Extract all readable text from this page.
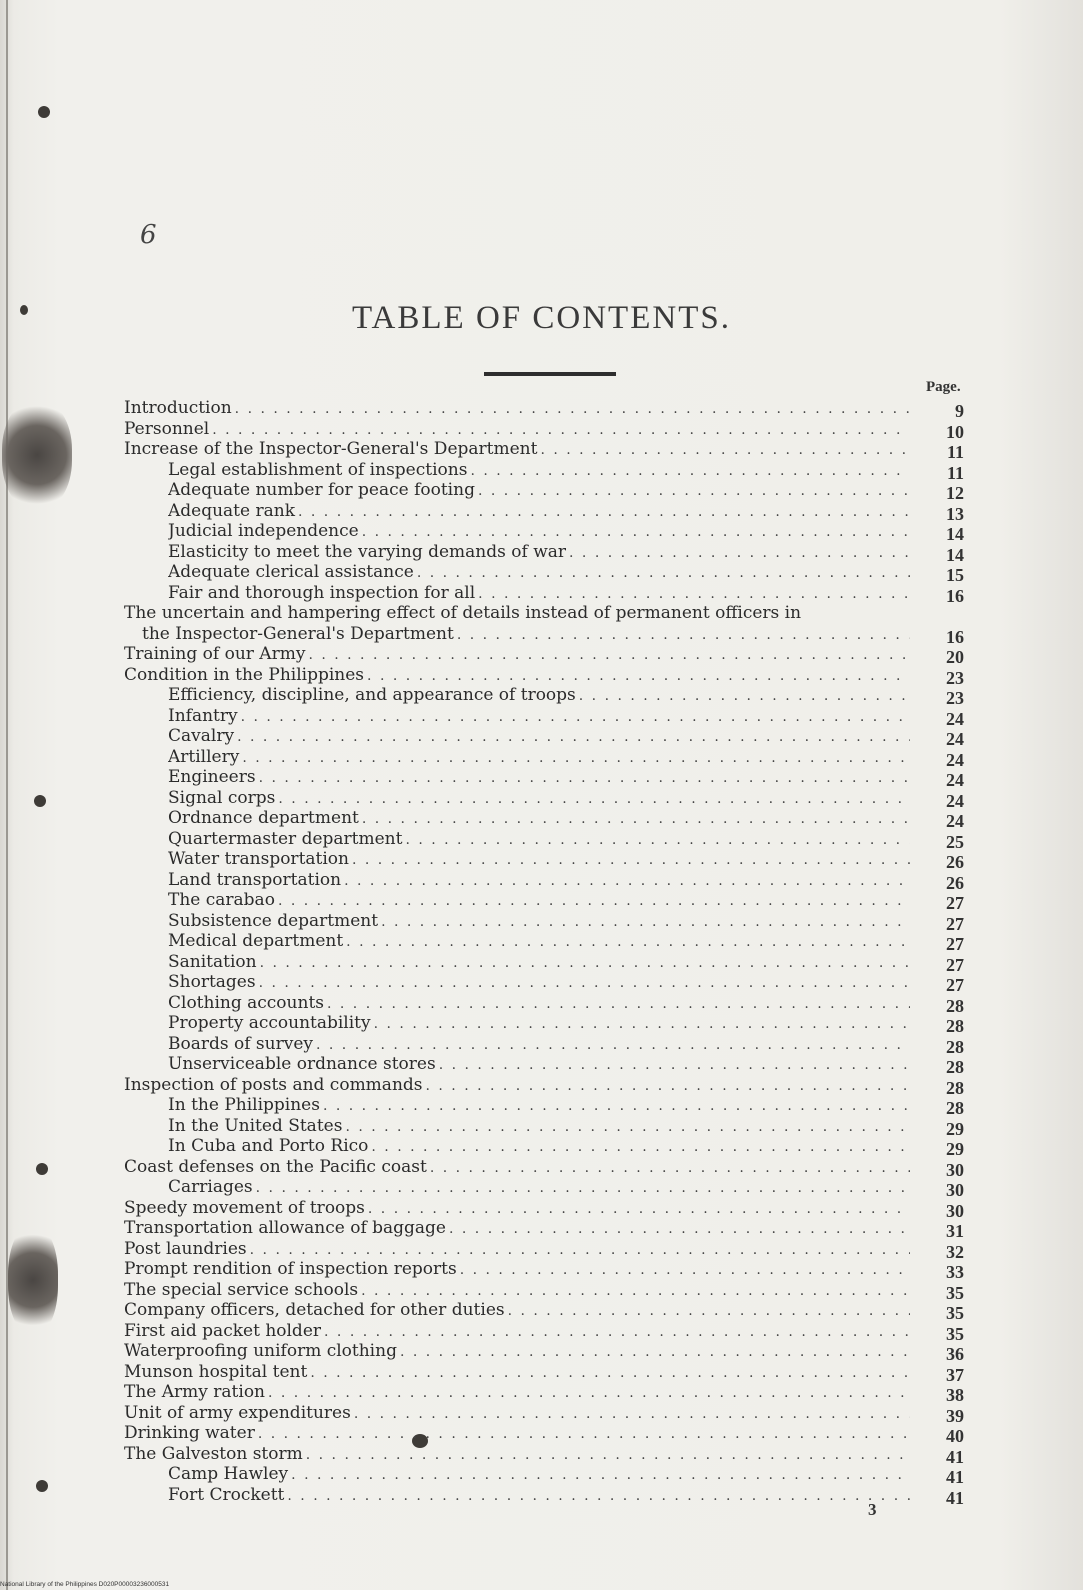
6
TABLE OF CONTENTS.
Page.
Introduction . . .	9
Personnel . . .	10
Increase of the Inspector-General's Department . . .	11
Legal establishment of inspections . . .	11
Adequate number for peace footing . . .	12
Adequate rank . . .	13
Judicial independence . . .	14
Elasticity to meet the varying demands of war . . .	14
Adequate clerical assistance . . .	15
Fair and thorough inspection for all . . .	16
The uncertain and hampering effect of details instead of permanent officers in
the Inspector-General's Department . . .	16
Training of our Army . . .	20
Condition in the Philippines . . .	23
Efficiency, discipline, and appearance of troops . . .	23
Infantry . . .	24
Cavalry . . .	24
Artillery . . .	24
Engineers . . .	24
Signal corps . . .	24
Ordnance department . . .	24
Quartermaster department . . .	25
Water transportation . . .	26
Land transportation . . .	26
The carabao . . .	27
Subsistence department . . .	27
Medical department . . .	27
Sanitation . . .	27
Shortages . . .	27
Clothing accounts . . .	28
Property accountability . . .	28
Boards of survey . . .	28
Unserviceable ordnance stores . . .	28
Inspection of posts and commands . . .	28
In the Philippines . . .	28
In the United States . . .	29
In Cuba and Porto Rico . . .	29
Coast defenses on the Pacific coast . . .	30
Carriages . . .	30
Speedy movement of troops . . .	30
Transportation allowance of baggage . . .	31
Post laundries . . .	32
Prompt rendition of inspection reports . . .	33
The special service schools . . .	35
Company officers, detached for other duties . . .	35
First aid packet holder . . .	35
Waterproofing uniform clothing . . .	36
Munson hospital tent . . .	37
The Army ration . . .	38
Unit of army expenditures . . .	39
Drinking water . . .	40
The Galveston storm . . .	41
Camp Hawley . . .	41
Fort Crockett . . .	41
3
National Library of the Philippines D020P00003236000531
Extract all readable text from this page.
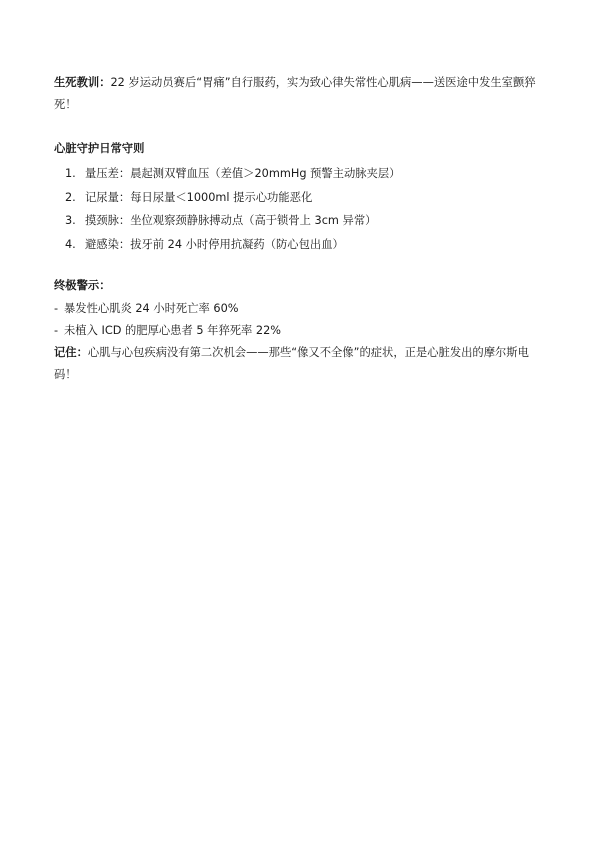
生死教训：22 岁运动员赛后“胃痛”自行服药，实为致心律失常性心肌病——送医途中发生室颤猝死！

心脏守护日常守则

1. 量压差：晨起测双臂血压（差值＞20mmHg 预警主动脉夹层）
2. 记尿量：每日尿量＜1000ml 提示心功能恶化
3. 摸颈脉：坐位观察颈静脉搏动点（高于锁骨上 3cm 异常）
4. 避感染：拔牙前 24 小时停用抗凝药（防心包出血）

终极警示：

- 暴发性心肌炎 24 小时死亡率 60%

- 未植入 ICD 的肥厚心患者 5 年猝死率 22%

记住：心肌与心包疾病没有第二次机会——那些“像又不全像”的症状，正是心脏发出的摩尔斯电码！
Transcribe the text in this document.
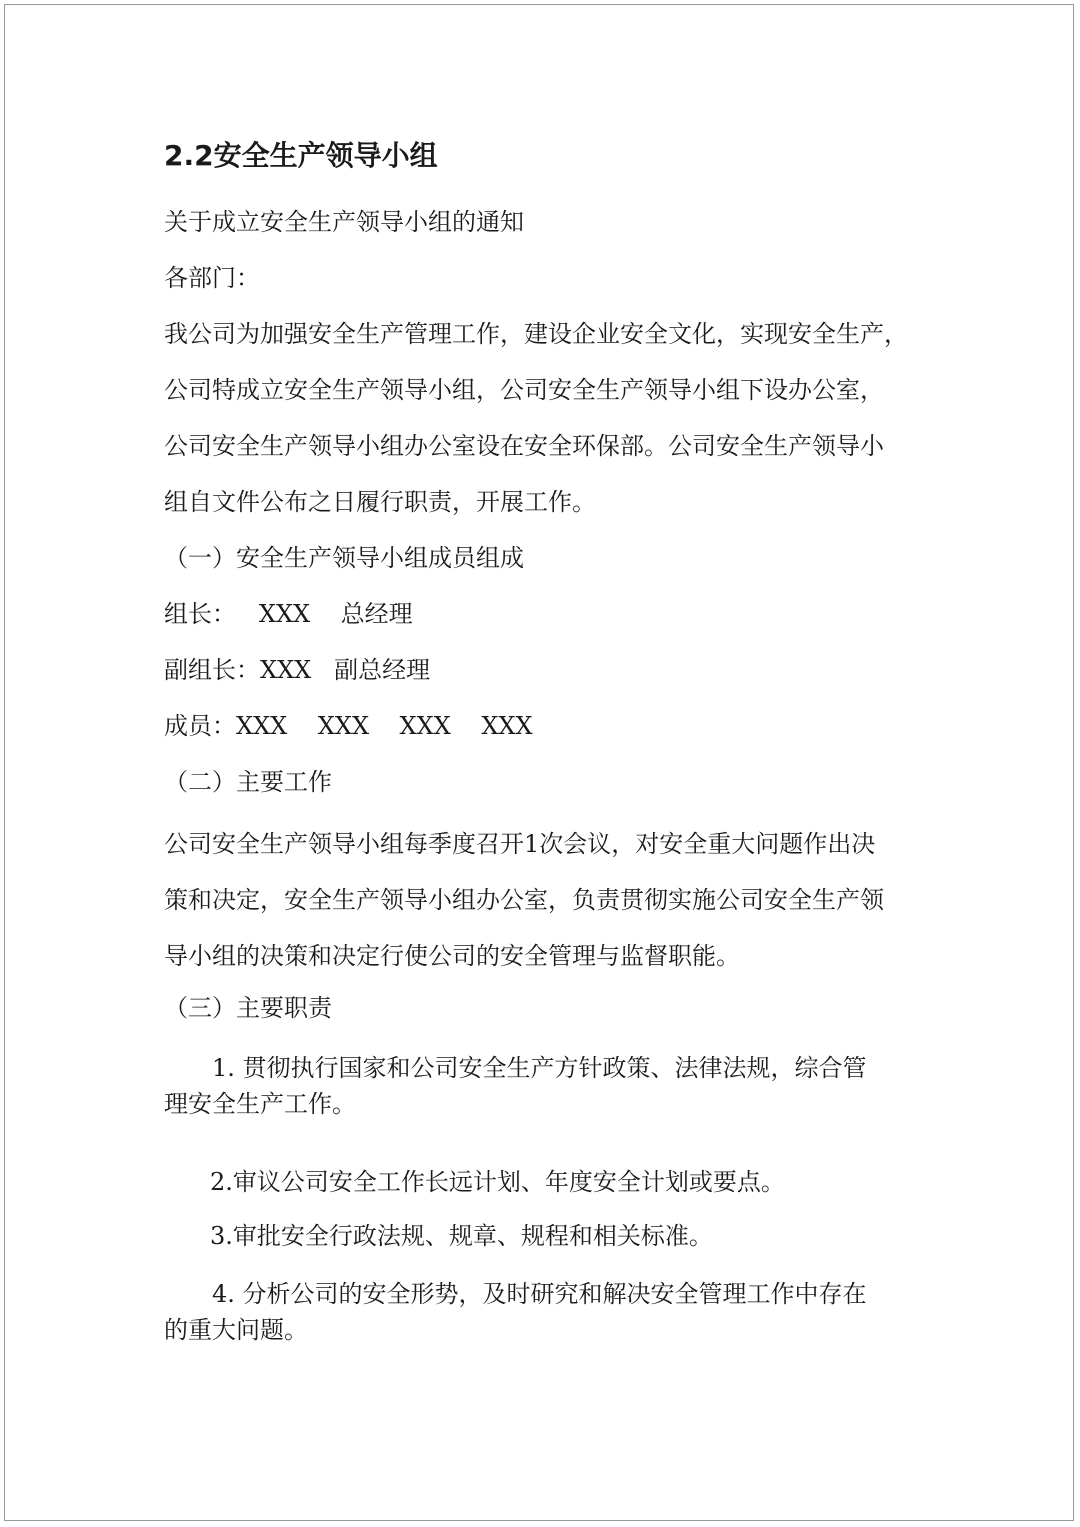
2.2安全生产领导小组
关于成立安全生产领导小组的通知
各部门：
我公司为加强安全生产管理工作，建设企业安全文化，实现安全生产，
公司特成立安全生产领导小组，公司安全生产领导小组下设办公室，
公司安全生产领导小组办公室设在安全环保部。公司安全生产领导小
组自文件公布之日履行职责，开展工作。
（一）安全生产领导小组成员组成
组长：   XXX    总经理
副组长：XXX   副总经理
成员：XXX    XXX    XXX    XXX
（二）主要工作
公司安全生产领导小组每季度召开1次会议，对安全重大问题作出决
策和决定，安全生产领导小组办公室，负责贯彻实施公司安全生产领
导小组的决策和决定行使公司的安全管理与监督职能。
（三）主要职责
1. 贯彻执行国家和公司安全生产方针政策、法律法规，综合管
理安全生产工作。
2.审议公司安全工作长远计划、年度安全计划或要点。
3.审批安全行政法规、规章、规程和相关标准。
4. 分析公司的安全形势，及时研究和解决安全管理工作中存在
的重大问题。
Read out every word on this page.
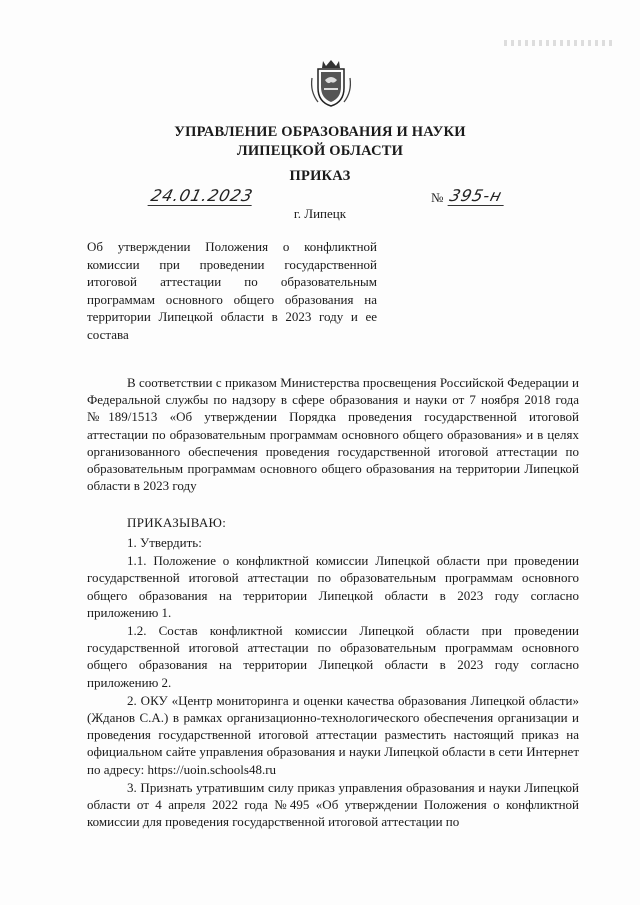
УПРАВЛЕНИЕ ОБРАЗОВАНИЯ И НАУКИ
ЛИПЕЦКОЙ ОБЛАСТИ
ПРИКАЗ
24.01.2023	№ 395-н
г. Липецк
Об утверждении Положения о конфликтной комиссии при проведении государственной итоговой аттестации по образовательным программам основного общего образования на территории Липецкой области в 2023 году и ее состава
В соответствии с приказом Министерства просвещения Российской Федерации и Федеральной службы по надзору в сфере образования и науки от 7 ноября 2018 года №189/1513 «Об утверждении Порядка проведения государственной итоговой аттестации по образовательным программам основного общего образования» и в целях организованного обеспечения проведения государственной итоговой аттестации по образовательным программам основного общего образования на территории Липецкой области в 2023 году
ПРИКАЗЫВАЮ:

1. Утвердить:

1.1. Положение о конфликтной комиссии Липецкой области при проведении государственной итоговой аттестации по образовательным программам основного общего образования на территории Липецкой области в 2023 году согласно приложению 1.

1.2. Состав конфликтной комиссии Липецкой области при проведении государственной итоговой аттестации по образовательным программам основного общего образования на территории Липецкой области в 2023 году согласно приложению 2.

2. ОКУ «Центр мониторинга и оценки качества образования Липецкой области» (Жданов С.А.) в рамках организационно-технологического обеспечения организации и проведения государственной итоговой аттестации разместить настоящий приказ на официальном сайте управления образования и науки Липецкой области в сети Интернет по адресу: https://uoin.schools48.ru

3. Признать утратившим силу приказ управления образования и науки Липецкой области от 4 апреля 2022 года №495 «Об утверждении Положения о конфликтной комиссии для проведения государственной итоговой аттестации по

────────

• Aim of the exercise
Copy every line of the records above that contains "Adequate".

• Response to the task
Adequate number for peace footing . . .	12
Adequate rank . . .	13
Adequate clerical assistance . . .	15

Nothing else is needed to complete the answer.